Dataset rows

____

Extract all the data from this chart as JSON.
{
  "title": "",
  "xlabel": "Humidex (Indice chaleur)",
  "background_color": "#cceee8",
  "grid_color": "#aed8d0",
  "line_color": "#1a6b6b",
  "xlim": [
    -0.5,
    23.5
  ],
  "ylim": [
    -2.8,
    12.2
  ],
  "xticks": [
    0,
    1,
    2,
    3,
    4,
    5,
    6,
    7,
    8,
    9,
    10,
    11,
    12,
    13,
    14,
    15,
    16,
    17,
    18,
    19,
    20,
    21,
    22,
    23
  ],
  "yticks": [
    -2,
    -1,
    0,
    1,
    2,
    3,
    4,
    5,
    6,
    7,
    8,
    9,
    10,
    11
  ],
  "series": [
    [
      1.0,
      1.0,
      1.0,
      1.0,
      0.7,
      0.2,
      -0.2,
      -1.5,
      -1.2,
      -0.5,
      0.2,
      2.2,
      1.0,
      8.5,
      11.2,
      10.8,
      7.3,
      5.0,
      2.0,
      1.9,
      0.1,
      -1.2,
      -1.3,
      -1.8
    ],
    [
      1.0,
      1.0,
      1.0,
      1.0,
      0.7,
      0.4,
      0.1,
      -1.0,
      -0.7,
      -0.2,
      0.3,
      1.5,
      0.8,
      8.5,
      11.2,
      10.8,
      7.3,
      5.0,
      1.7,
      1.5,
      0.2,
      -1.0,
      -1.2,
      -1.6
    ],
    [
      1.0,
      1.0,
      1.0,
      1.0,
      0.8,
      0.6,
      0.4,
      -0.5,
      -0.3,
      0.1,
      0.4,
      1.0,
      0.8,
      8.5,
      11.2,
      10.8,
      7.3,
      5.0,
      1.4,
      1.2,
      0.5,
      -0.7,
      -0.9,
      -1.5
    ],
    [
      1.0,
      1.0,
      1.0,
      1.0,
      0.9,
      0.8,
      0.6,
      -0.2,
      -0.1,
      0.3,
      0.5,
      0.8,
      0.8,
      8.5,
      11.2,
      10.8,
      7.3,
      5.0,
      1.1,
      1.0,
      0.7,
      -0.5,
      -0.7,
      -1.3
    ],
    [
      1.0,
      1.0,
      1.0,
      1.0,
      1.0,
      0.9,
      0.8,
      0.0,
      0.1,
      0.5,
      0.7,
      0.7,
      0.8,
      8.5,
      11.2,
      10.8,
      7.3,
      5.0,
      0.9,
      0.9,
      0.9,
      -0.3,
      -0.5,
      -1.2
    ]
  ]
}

____

TASK OBJECTIVE :: Each line must be given again exactly as written above.

TASK RESULT ::
Extract all the data from this chart as JSON.
{
  "title": "",
  "xlabel": "Humidex (Indice chaleur)",
  "background_color": "#cceee8",
  "grid_color": "#aed8d0",
  "line_color": "#1a6b6b",
  "xlim": [
    -0.5,
    23.5
  ],
  "ylim": [
    -2.8,
    12.2
  ],
  "xticks": [
    0,
    1,
    2,
    3,
    4,
    5,
    6,
    7,
    8,
    9,
    10,
    11,
    12,
    13,
    14,
    15,
    16,
    17,
    18,
    19,
    20,
    21,
    22,
    23
  ],
  "yticks": [
    -2,
    -1,
    0,
    1,
    2,
    3,
    4,
    5,
    6,
    7,
    8,
    9,
    10,
    11
  ],
  "series": [
    [
      1.0,
      1.0,
      1.0,
      1.0,
      0.7,
      0.2,
      -0.2,
      -1.5,
      -1.2,
      -0.5,
      0.2,
      2.2,
      1.0,
      8.5,
      11.2,
      10.8,
      7.3,
      5.0,
      2.0,
      1.9,
      0.1,
      -1.2,
      -1.3,
      -1.8
    ],
    [
      1.0,
      1.0,
      1.0,
      1.0,
      0.7,
      0.4,
      0.1,
      -1.0,
      -0.7,
      -0.2,
      0.3,
      1.5,
      0.8,
      8.5,
      11.2,
      10.8,
      7.3,
      5.0,
      1.7,
      1.5,
      0.2,
      -1.0,
      -1.2,
      -1.6
    ],
    [
      1.0,
      1.0,
      1.0,
      1.0,
      0.8,
      0.6,
      0.4,
      -0.5,
      -0.3,
      0.1,
      0.4,
      1.0,
      0.8,
      8.5,
      11.2,
      10.8,
      7.3,
      5.0,
      1.4,
      1.2,
      0.5,
      -0.7,
      -0.9,
      -1.5
    ],
    [
      1.0,
      1.0,
      1.0,
      1.0,
      0.9,
      0.8,
      0.6,
      -0.2,
      -0.1,
      0.3,
      0.5,
      0.8,
      0.8,
      8.5,
      11.2,
      10.8,
      7.3,
      5.0,
      1.1,
      1.0,
      0.7,
      -0.5,
      -0.7,
      -1.3
    ],
    [
      1.0,
      1.0,
      1.0,
      1.0,
      1.0,
      0.9,
      0.8,
      0.0,
      0.1,
      0.5,
      0.7,
      0.7,
      0.8,
      8.5,
      11.2,
      10.8,
      7.3,
      5.0,
      0.9,
      0.9,
      0.9,
      -0.3,
      -0.5,
      -1.2
    ]
  ]
}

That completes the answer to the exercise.